- [Exercise material]
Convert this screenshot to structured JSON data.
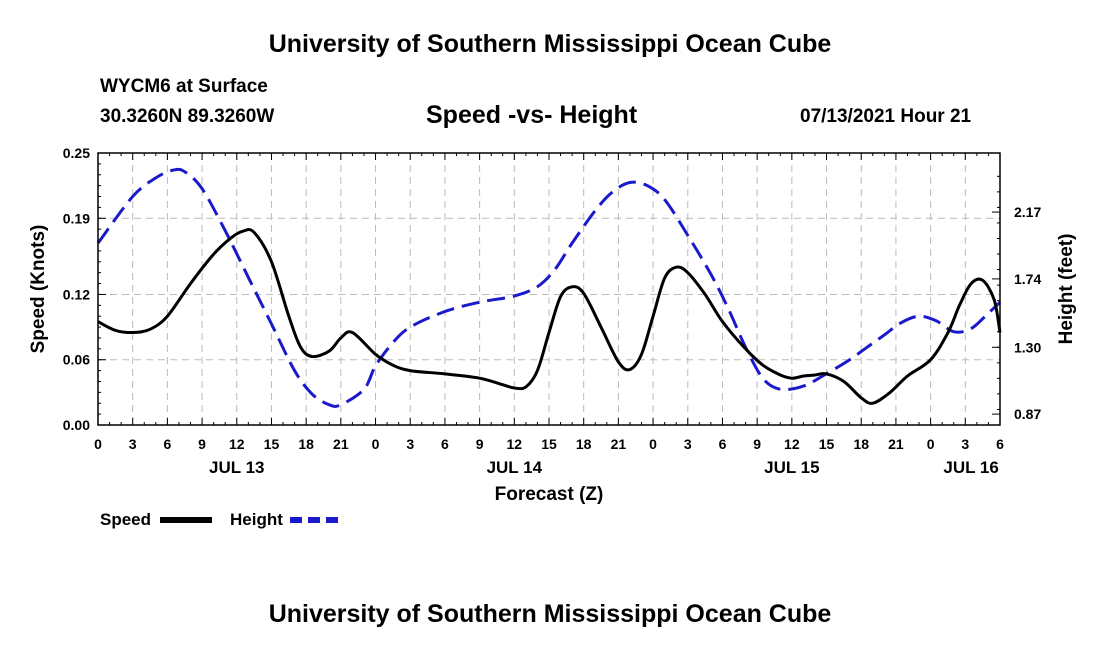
{
  "header": {
    "title": "University of Southern Mississippi Ocean Cube",
    "station": "WYCM6 at Surface",
    "coords": "30.3260N  89.3260W",
    "subtitle": "Speed -vs- Height",
    "datetime": "07/13/2021 Hour 21"
  },
  "footer": {
    "title": "University of Southern Mississippi Ocean Cube"
  },
  "colors": {
    "speed": "#000000",
    "height": "#1a1acc",
    "grid": "#bbbbbb"
  },
  "chart_data": {
    "type": "line",
    "title": "Speed -vs- Height",
    "xlabel": "Forecast (Z)",
    "ylabel": "Speed (Knots)",
    "y2label": "Height (feet)",
    "x_unit": "hours from JUL 12 00Z",
    "xlim": [
      0,
      78
    ],
    "ylim": [
      0,
      0.25
    ],
    "y2lim": [
      0.8,
      2.55
    ],
    "x_ticks": [
      0,
      3,
      6,
      9,
      12,
      15,
      18,
      21,
      24,
      27,
      30,
      33,
      36,
      39,
      42,
      45,
      48,
      51,
      54,
      57,
      60,
      63,
      66,
      69,
      72,
      75,
      78
    ],
    "x_tick_labels": [
      "0",
      "3",
      "6",
      "9",
      "12",
      "15",
      "18",
      "21",
      "0",
      "3",
      "6",
      "9",
      "12",
      "15",
      "18",
      "21",
      "0",
      "3",
      "6",
      "9",
      "12",
      "15",
      "18",
      "21",
      "0",
      "3",
      "6"
    ],
    "y_ticks": [
      0.0,
      0.06,
      0.12,
      0.19,
      0.25
    ],
    "y_tick_labels": [
      "0.00",
      "0.06",
      "0.12",
      "0.19",
      "0.25"
    ],
    "y2_ticks": [
      0.87,
      1.3,
      1.74,
      2.17
    ],
    "y2_tick_labels": [
      "0.87",
      "1.30",
      "1.74",
      "2.17"
    ],
    "day_labels": [
      {
        "x": 12,
        "label": "JUL 13"
      },
      {
        "x": 36,
        "label": "JUL 14"
      },
      {
        "x": 60,
        "label": "JUL 15"
      },
      {
        "x": 75.5,
        "label": "JUL 16"
      }
    ],
    "grid": true,
    "legend": {
      "position": "bottom-left"
    },
    "series": [
      {
        "name": "Speed",
        "axis": "left",
        "style": "solid",
        "x": [
          0,
          1.5,
          3,
          4.5,
          6,
          8,
          10,
          11.5,
          12.5,
          13.5,
          15,
          16.5,
          17.5,
          18.5,
          20,
          21,
          22,
          24,
          25.5,
          27,
          30,
          33,
          35,
          36,
          37,
          38,
          39,
          40,
          41,
          42,
          43.5,
          45,
          46,
          47,
          48,
          49,
          50,
          51,
          52.5,
          54,
          56,
          57.5,
          59,
          60,
          61,
          62,
          63,
          64.5,
          66,
          67,
          68.5,
          70,
          72,
          73.5,
          74.5,
          75.5,
          76.5,
          77.5,
          78
        ],
        "values": [
          0.095,
          0.087,
          0.085,
          0.088,
          0.1,
          0.13,
          0.157,
          0.172,
          0.178,
          0.177,
          0.15,
          0.1,
          0.072,
          0.063,
          0.068,
          0.08,
          0.085,
          0.065,
          0.055,
          0.05,
          0.047,
          0.043,
          0.037,
          0.034,
          0.035,
          0.05,
          0.085,
          0.118,
          0.127,
          0.121,
          0.09,
          0.058,
          0.051,
          0.065,
          0.1,
          0.135,
          0.145,
          0.14,
          0.12,
          0.095,
          0.07,
          0.055,
          0.046,
          0.043,
          0.045,
          0.046,
          0.047,
          0.04,
          0.025,
          0.02,
          0.03,
          0.045,
          0.06,
          0.085,
          0.11,
          0.13,
          0.133,
          0.115,
          0.085
        ],
        "display_values": [
          0.095,
          0.087,
          0.085,
          0.088,
          0.1,
          0.13,
          0.157,
          0.172,
          0.178,
          0.177,
          0.15,
          0.1,
          0.072,
          0.063,
          0.068,
          0.08,
          0.085,
          0.065,
          0.055,
          0.05,
          0.047,
          0.043,
          0.037,
          0.034,
          0.035,
          0.05,
          0.085,
          0.118,
          0.127,
          0.121,
          0.09,
          0.058,
          0.051,
          0.065,
          0.1,
          0.135,
          0.145,
          0.14,
          0.12,
          0.095,
          0.07,
          0.055,
          0.046,
          0.043,
          0.045,
          0.046,
          0.047,
          0.04,
          0.025,
          0.02,
          0.03,
          0.045,
          0.06,
          0.085,
          0.11,
          0.13,
          0.133,
          0.115,
          0.085
        ]
      },
      {
        "name": "Height",
        "axis": "right",
        "style": "dashed",
        "x": [
          0,
          3,
          5,
          6.5,
          7.5,
          9,
          11,
          13,
          15,
          17,
          18.5,
          20,
          21,
          23,
          24,
          25.5,
          27,
          30,
          33,
          36,
          38,
          39.5,
          41,
          43,
          44.5,
          46,
          47.5,
          49,
          51,
          53,
          54.5,
          56,
          57.5,
          59,
          61,
          63,
          65,
          66.5,
          68,
          69.5,
          71,
          72.5,
          74,
          75.5,
          77,
          78
        ],
        "values": [
          1.97,
          2.27,
          2.39,
          2.44,
          2.43,
          2.32,
          2.05,
          1.75,
          1.45,
          1.15,
          1.0,
          0.93,
          0.93,
          1.03,
          1.18,
          1.33,
          1.43,
          1.53,
          1.59,
          1.63,
          1.69,
          1.8,
          1.97,
          2.18,
          2.3,
          2.36,
          2.34,
          2.25,
          2.02,
          1.77,
          1.55,
          1.3,
          1.1,
          1.03,
          1.05,
          1.13,
          1.22,
          1.3,
          1.38,
          1.46,
          1.5,
          1.47,
          1.4,
          1.42,
          1.52,
          1.59
        ],
        "display_values": [
          1.97,
          2.27,
          2.39,
          2.44,
          2.43,
          2.32,
          2.05,
          1.75,
          1.45,
          1.15,
          1.0,
          0.93,
          0.93,
          1.03,
          1.18,
          1.33,
          1.43,
          1.53,
          1.59,
          1.63,
          1.69,
          1.8,
          1.97,
          2.18,
          2.3,
          2.36,
          2.34,
          2.25,
          2.02,
          1.77,
          1.55,
          1.3,
          1.1,
          1.03,
          1.05,
          1.13,
          1.22,
          1.3,
          1.38,
          1.46,
          1.5,
          1.47,
          1.4,
          1.42,
          1.52,
          1.59
        ]
      }
    ]
  }
}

- [Short task] Pull out every line of the records that includes the string "University".

- [Written response]
    "title": "University of Southern Mississippi Ocean Cube",
    "title": "University of Southern Mississippi Ocean Cube"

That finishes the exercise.